Exclude all pictures, then copy each of the records exactly as written.

Data shown
- - -

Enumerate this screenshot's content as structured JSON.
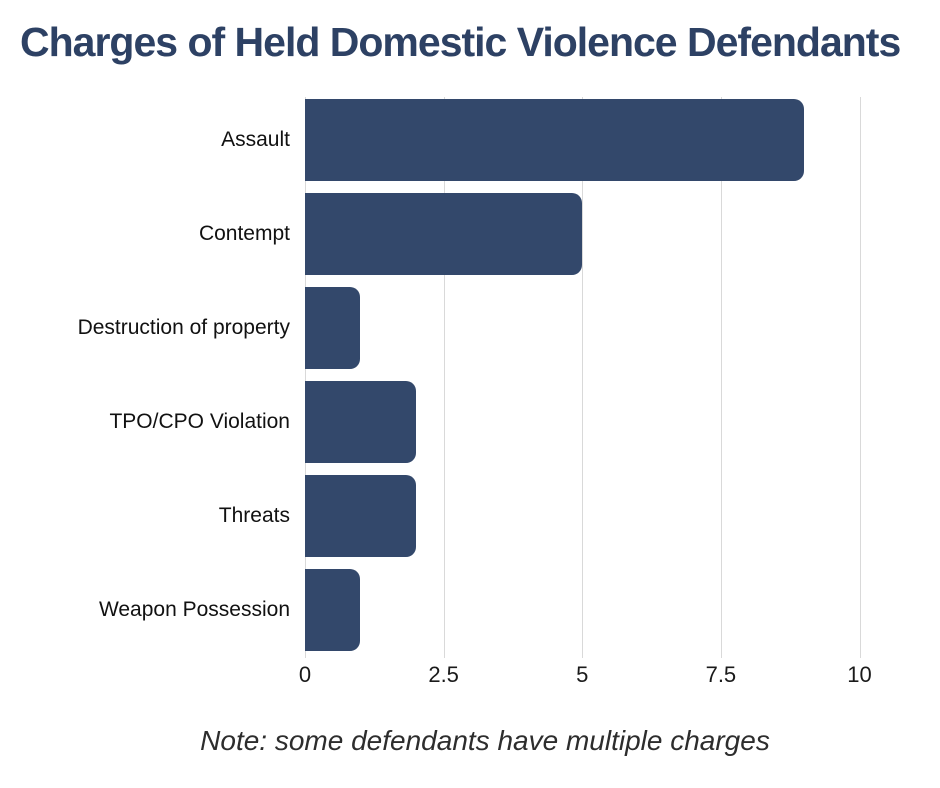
{
  "title": "Charges of Held Domestic Violence Defendants",
  "footnote": "Note: some defendants have multiple charges",
  "colors": {
    "title": "#2d4164",
    "bar": "#33486b",
    "gridline": "#d9d9d9",
    "category_label": "#111111",
    "tick_label": "#1a1a1a",
    "note": "#2d2d2d",
    "background": "#ffffff"
  },
  "chart_data": {
    "type": "bar",
    "orientation": "horizontal",
    "title": "Charges of Held Domestic Violence Defendants",
    "note": "Note: some defendants have multiple charges",
    "categories": [
      "Assault",
      "Contempt",
      "Destruction of property",
      "TPO/CPO Violation",
      "Threats",
      "Weapon Possession"
    ],
    "values": [
      9,
      5,
      1,
      2,
      2,
      1
    ],
    "xlabel": "",
    "ylabel": "",
    "xlim": [
      0,
      10
    ],
    "xticks": [
      0,
      2.5,
      5,
      7.5,
      10
    ],
    "xtick_labels": [
      "0",
      "2.5",
      "5",
      "7.5",
      "10"
    ],
    "grid": "vertical-gridlines-on",
    "legend": "none",
    "bar_color": "#33486b"
  }
}
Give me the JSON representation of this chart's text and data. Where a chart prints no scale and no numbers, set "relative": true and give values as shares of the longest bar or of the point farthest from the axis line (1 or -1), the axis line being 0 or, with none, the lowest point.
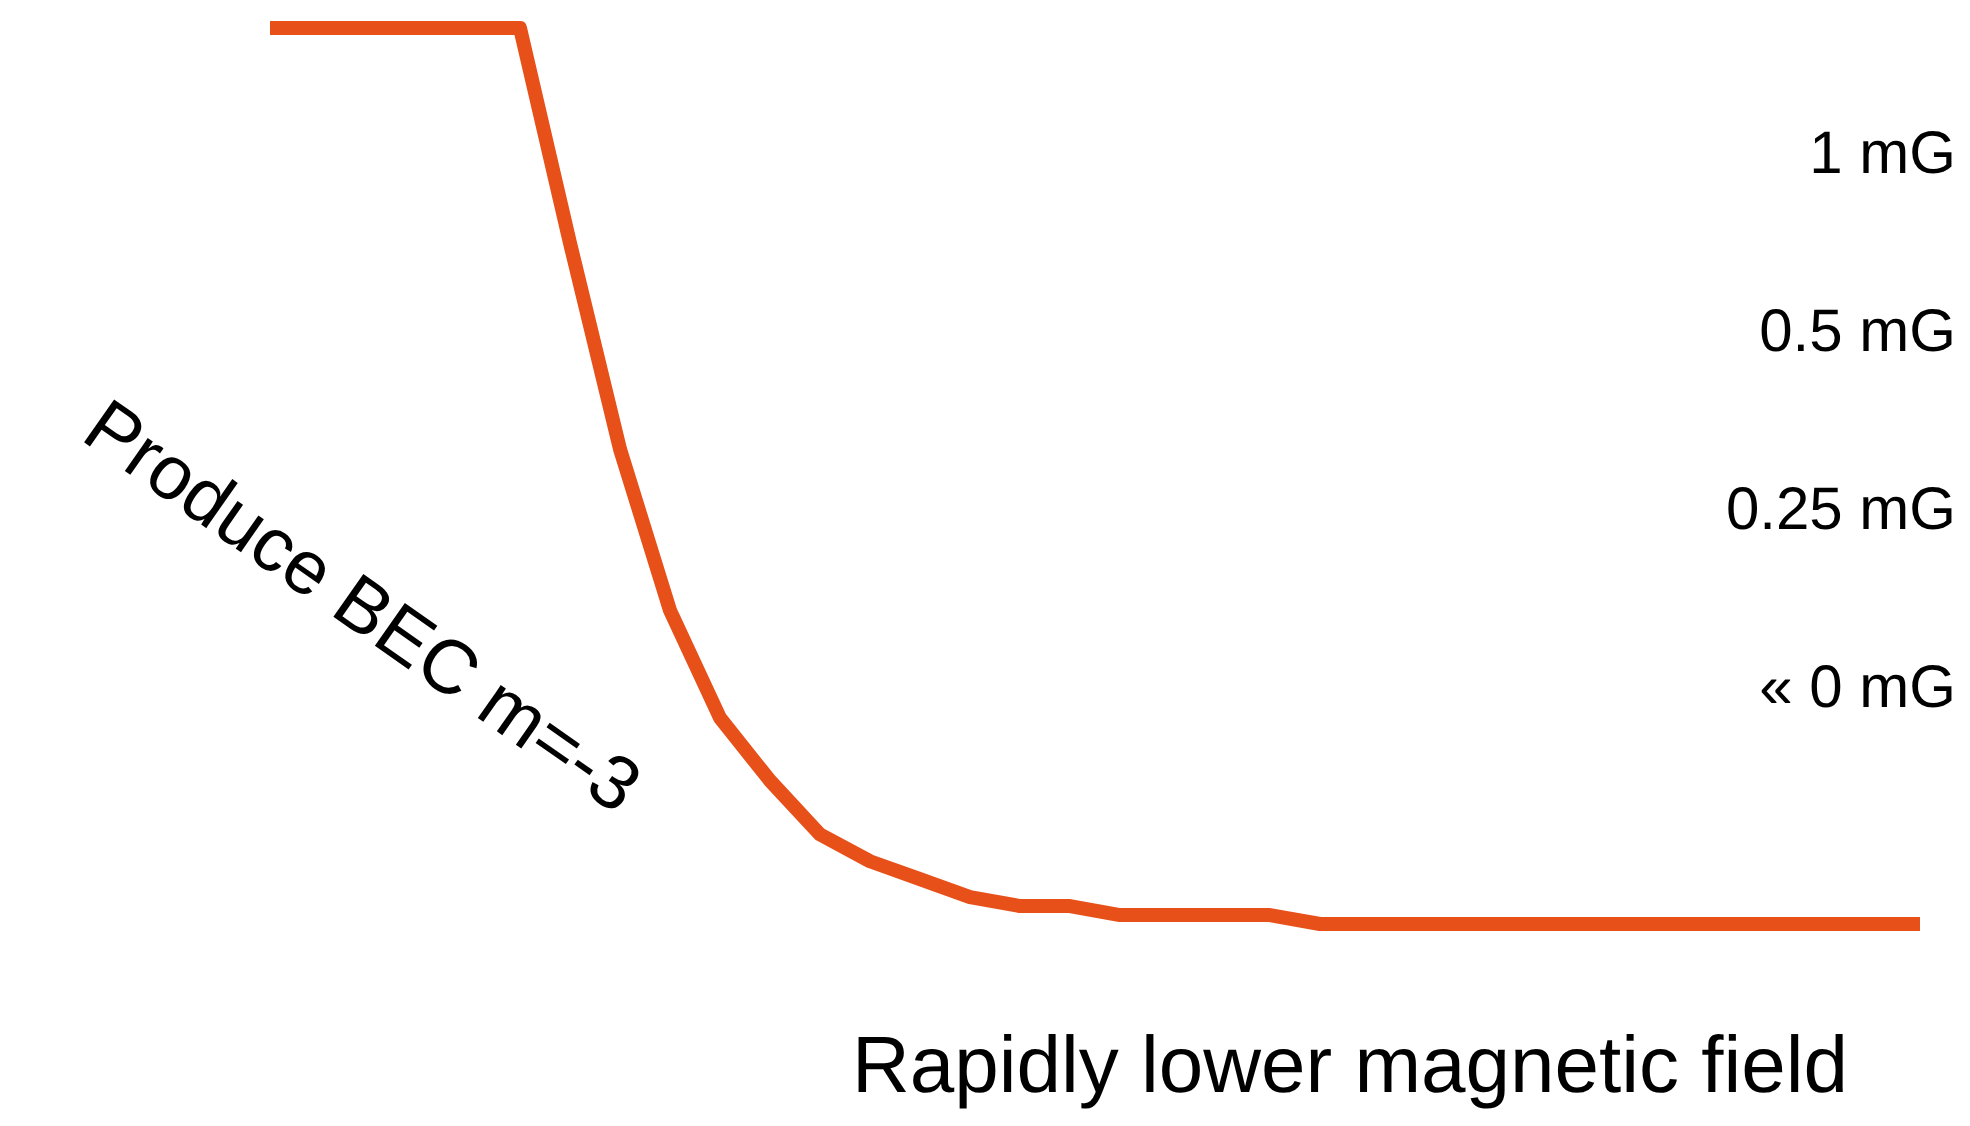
{
  "chart_data": {
    "type": "line",
    "relative": true,
    "xlabel": "Rapidly lower magnetic field",
    "ylabel": "Produce BEC m=-3",
    "annotations": [
      "1 mG",
      "0.5 mG",
      "0.25 mG",
      "« 0 mG"
    ],
    "categories": [
      null,
      null,
      null,
      null,
      null,
      null,
      null,
      null,
      null,
      null,
      null,
      null,
      null,
      null,
      null,
      null,
      null,
      null,
      null,
      null,
      null,
      null,
      null,
      null,
      null,
      null,
      null,
      null,
      null,
      null,
      null,
      null,
      null,
      null
    ],
    "series": [
      {
        "color": "#e8501a",
        "values": [
          1,
          1,
          1,
          1,
          1,
          1,
          0.76,
          0.53,
          0.35,
          0.23,
          0.16,
          0.1,
          0.07,
          0.05,
          0.03,
          0.02,
          0.02,
          0.01,
          0.01,
          0.01,
          0.01,
          0,
          0,
          0,
          0,
          0,
          0,
          0,
          0,
          0,
          0,
          0,
          0,
          0
        ]
      }
    ],
    "legend": false,
    "marker": "none",
    "line_style": "solid"
  }
}
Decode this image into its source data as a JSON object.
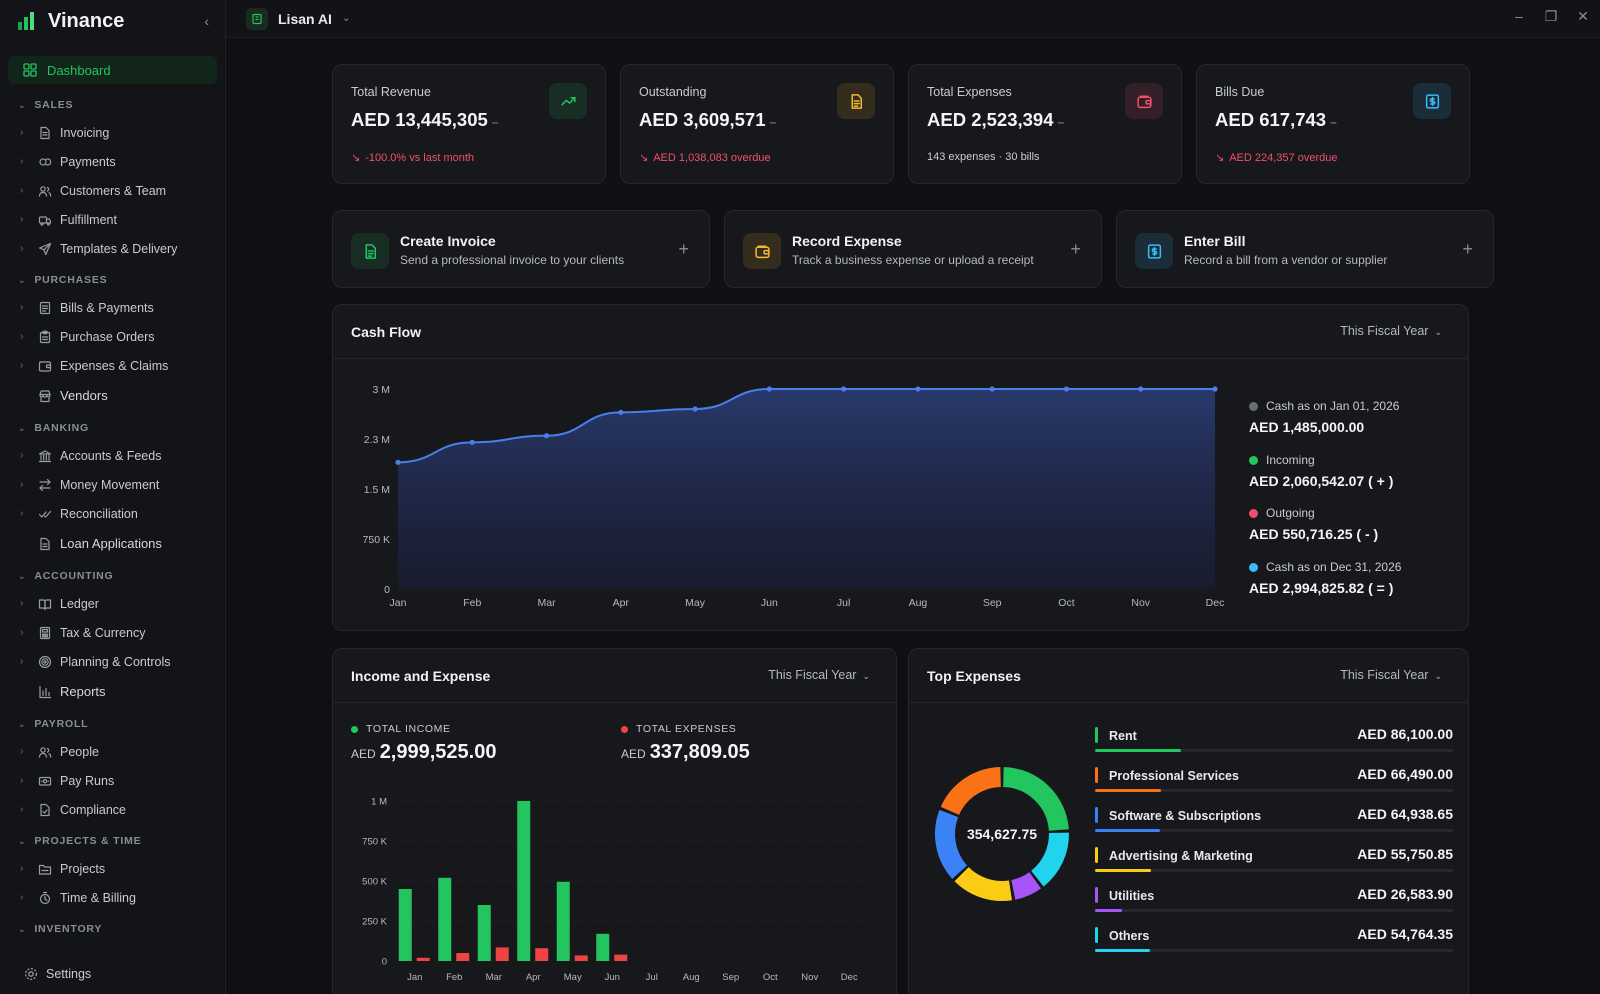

- - -

Response to the exercise
Enumerate this screenshot's content as structured JSON.
{
  "title": "Charges of Held Domestic Violence Defendants",
  "footnote": "Note: some defendants have multiple charges",
  "colors": {
    "title": "#2d4164",
    "bar": "#33486b",
    "gridline": "#d9d9d9",
    "category_label": "#111111",
    "tick_label": "#1a1a1a",
    "note": "#2d2d2d",
    "background": "#ffffff"
  },
  "chart_data": {
    "type": "bar",
    "orientation": "horizontal",
    "title": "Charges of Held Domestic Violence Defendants",
    "note": "Note: some defendants have multiple charges",
    "categories": [
      "Assault",
      "Contempt",
      "Destruction of property",
      "TPO/CPO Violation",
      "Threats",
      "Weapon Possession"
    ],
    "values": [
      9,
      5,
      1,
      2,
      2,
      1
    ],
    "xlabel": "",
    "ylabel": "",
    "xlim": [
      0,
      10
    ],
    "xticks": [
      0,
      2.5,
      5,
      7.5,
      10
    ],
    "xtick_labels": [
      "0",
      "2.5",
      "5",
      "7.5",
      "10"
    ],
    "grid": "vertical-gridlines-on",
    "legend": "none",
    "bar_color": "#33486b"
  }
}
Give me the JSON representation of this chart's text and data. Where a chart prints no scale and no numbers, set "relative": true and give values as shares of the longest bar or of the point farthest from the axis line (1 or -1), the axis line being 0 or, with none, the lowest point.
{
  "chart_data": {
    "type": "line",
    "relative": true,
    "xlabel": "Rapidly lower magnetic field",
    "ylabel": "Produce BEC m=-3",
    "annotations": [
      "1 mG",
      "0.5 mG",
      "0.25 mG",
      "« 0 mG"
    ],
    "categories": [
      null,
      null,
      null,
      null,
      null,
      null,
      null,
      null,
      null,
      null,
      null,
      null,
      null,
      null,
      null,
      null,
      null,
      null,
      null,
      null,
      null,
      null,
      null,
      null,
      null,
      null,
      null,
      null,
      null,
      null,
      null,
      null,
      null,
      null
    ],
    "series": [
      {
        "color": "#e8501a",
        "values": [
          1,
          1,
          1,
          1,
          1,
          1,
          0.76,
          0.53,
          0.35,
          0.23,
          0.16,
          0.1,
          0.07,
          0.05,
          0.03,
          0.02,
          0.02,
          0.01,
          0.01,
          0.01,
          0.01,
          0,
          0,
          0,
          0,
          0,
          0,
          0,
          0,
          0,
          0,
          0,
          0,
          0
        ]
      }
    ],
    "legend": false,
    "marker": "none",
    "line_style": "solid"
  }
}
Decode this image into its source data as a JSON object.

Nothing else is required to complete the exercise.